(Collected data entries)
=======

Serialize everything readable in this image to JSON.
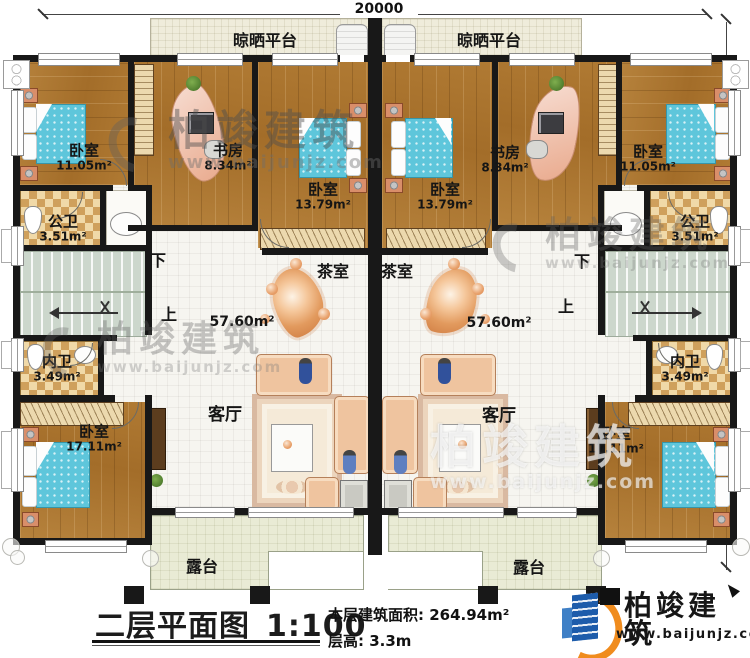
{
  "dimensions": {
    "top_width": "20000",
    "right_height": "16300"
  },
  "labels": {
    "drying_platform": "晾晒平台",
    "tea_room": "茶室",
    "living_room": "客厅",
    "terrace": "露台",
    "hall_area": "57.60m²",
    "stair_up": "上",
    "stair_down": "下"
  },
  "rooms": {
    "bedroom_small": {
      "name": "卧室",
      "area": "11.05m²"
    },
    "study": {
      "name": "书房",
      "area": "8.34m²"
    },
    "bedroom_mid": {
      "name": "卧室",
      "area": "13.79m²"
    },
    "public_bath": {
      "name": "公卫",
      "area": "3.51m²"
    },
    "inner_bath": {
      "name": "内卫",
      "area": "3.49m²"
    },
    "bedroom_large": {
      "name": "卧室",
      "area": "17.11m²"
    }
  },
  "title_block": {
    "plan_title": "二层平面图",
    "scale": "1:100",
    "floor_area": "本层建筑面积: 264.94m²",
    "floor_height": "层高: 3.3m"
  },
  "brand": {
    "name": "柏竣建筑",
    "website": "www.baijunjz.com",
    "blue": "#1d5cab",
    "orange": "#f08c1e"
  },
  "watermark": {
    "name": "柏竣建筑",
    "website": "www.baijunjz.com"
  }
}
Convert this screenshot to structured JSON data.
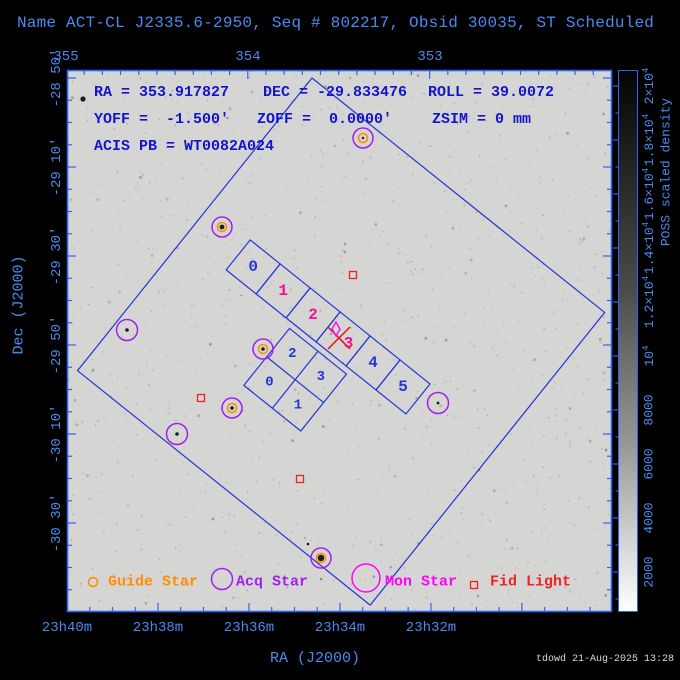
{
  "window": {
    "title": "Name ACT-CL J2335.6-2950, Seq # 802217, Obsid 30035, ST Scheduled",
    "footer": "tdowd 21-Aug-2025 13:28"
  },
  "info": {
    "ra": "RA = 353.917827",
    "dec": "DEC = -29.833476",
    "roll": "ROLL = 39.0072",
    "yoff": "YOFF =  -1.500'",
    "zoff": "ZOFF =  0.0000'",
    "zsim": "ZSIM = 0 mm",
    "acis_pb": "ACIS PB = WT0082A024"
  },
  "plot": {
    "x": 67,
    "y": 70,
    "w": 545,
    "h": 542
  },
  "colors": {
    "axis_frame": "#2e64f0",
    "axis_label": "#4b8bef",
    "info_text": "#1414cc",
    "fov_line": "#2336d6",
    "chip_pink": "#ee1099",
    "aimpoint_red": "#e81010",
    "guide_orange": "#ff8c00",
    "acq_purple": "#a020f0",
    "mon_magenta": "#ff00ff",
    "fid_red": "#ee2222"
  },
  "axes": {
    "top": {
      "tick_labels": [
        {
          "text": "355",
          "x": 66
        },
        {
          "text": "354",
          "x": 248
        },
        {
          "text": "353",
          "x": 430
        }
      ],
      "minor_step": 18.18,
      "minor_count": 30,
      "major_every": 10,
      "label_y": 57
    },
    "bottom": {
      "title": "RA (J2000)",
      "tick_labels": [
        {
          "text": "23h40m",
          "x": 67
        },
        {
          "text": "23h38m",
          "x": 158
        },
        {
          "text": "23h36m",
          "x": 249
        },
        {
          "text": "23h34m",
          "x": 340
        },
        {
          "text": "23h32m",
          "x": 431
        }
      ],
      "minor_step": 22.745,
      "minor_count": 24,
      "major_every": 4,
      "label_y": 628
    },
    "left": {
      "title": "Dec (J2000)",
      "tick_labels": [
        {
          "text": "-28 50'",
          "y": 78
        },
        {
          "text": "-29 10'",
          "y": 167
        },
        {
          "text": "-29 30'",
          "y": 256
        },
        {
          "text": "-29 50'",
          "y": 345
        },
        {
          "text": "-30 10'",
          "y": 434
        },
        {
          "text": "-30 30'",
          "y": 523
        }
      ],
      "minor_step": 22.25,
      "minor_count": 24,
      "major_every": 4,
      "label_x": 57
    }
  },
  "colorbar": {
    "title": "POSS scaled density",
    "labels": [
      {
        "base": "2000",
        "sup": "",
        "y": 572
      },
      {
        "base": "4000",
        "sup": "",
        "y": 518
      },
      {
        "base": "6000",
        "sup": "",
        "y": 464
      },
      {
        "base": "8000",
        "sup": "",
        "y": 410
      },
      {
        "base": "10",
        "sup": "4",
        "y": 356
      },
      {
        "base": "1.2×10",
        "sup": "4",
        "y": 302
      },
      {
        "base": "1.4×10",
        "sup": "4",
        "y": 248
      },
      {
        "base": "1.6×10",
        "sup": "4",
        "y": 194
      },
      {
        "base": "1.8×10",
        "sup": "4",
        "y": 140
      },
      {
        "base": "2×10",
        "sup": "4",
        "y": 86
      }
    ],
    "minor_ticks_y": [
      599,
      545,
      491,
      437,
      383,
      329,
      275,
      221,
      167,
      113
    ],
    "label_x": 649
  },
  "fov": {
    "x": 312,
    "y": 78,
    "side": 375,
    "rotation": 38.7
  },
  "acis_s": {
    "x0": 53,
    "y0": 165,
    "chip": 38.4,
    "labels": [
      "0",
      "1",
      "2",
      "3",
      "4",
      "5"
    ],
    "label_colors": [
      "blue",
      "pink",
      "pink",
      "pink",
      "blue",
      "blue"
    ],
    "label_dx": [
      0,
      0,
      0,
      7,
      0,
      0
    ]
  },
  "acis_i": {
    "x0": 139,
    "y0": 209.5,
    "size": 73,
    "grid": [
      [
        "2",
        "3"
      ],
      [
        "0",
        "1"
      ]
    ]
  },
  "markers": {
    "guide_stars": [
      [
        363,
        138
      ],
      [
        222,
        227
      ],
      [
        263,
        349
      ],
      [
        232,
        408
      ],
      [
        321,
        558
      ]
    ],
    "acq_only": [
      [
        127,
        330
      ],
      [
        177,
        434
      ],
      [
        438,
        403
      ]
    ],
    "fid_lights": [
      [
        353,
        275
      ],
      [
        201,
        398
      ],
      [
        300,
        479
      ]
    ],
    "aimpoint": [
      339,
      338
    ],
    "star_dots": [
      [
        363,
        138,
        1.2
      ],
      [
        222,
        227,
        2.4
      ],
      [
        263,
        349,
        1.8
      ],
      [
        232,
        408,
        1.8
      ],
      [
        321,
        558,
        3.2
      ],
      [
        127,
        330,
        1.8
      ],
      [
        177,
        434,
        1.8
      ],
      [
        438,
        403,
        1.4
      ],
      [
        83,
        99,
        2.6
      ],
      [
        308,
        544,
        1.3
      ]
    ]
  },
  "legend": {
    "items": [
      {
        "label": "Guide Star",
        "shape": "circle",
        "color": "#ff8c00",
        "cx": 93,
        "cy": 582,
        "r": 4.5,
        "tx": 108
      },
      {
        "label": "Acq Star",
        "shape": "circle",
        "color": "#a020f0",
        "cx": 222,
        "cy": 579,
        "r": 10.5,
        "tx": 236
      },
      {
        "label": "Mon Star",
        "shape": "circle",
        "color": "#ff00ff",
        "cx": 366,
        "cy": 578,
        "r": 14,
        "tx": 385
      },
      {
        "label": "Fid Light",
        "shape": "square",
        "color": "#ee2222",
        "cx": 474,
        "cy": 585,
        "r": 3.5,
        "tx": 490
      }
    ]
  }
}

=======

__Stated goal__
How many lines in the entries contain the string "this"? Answer with the number only.

__Output of the task__
2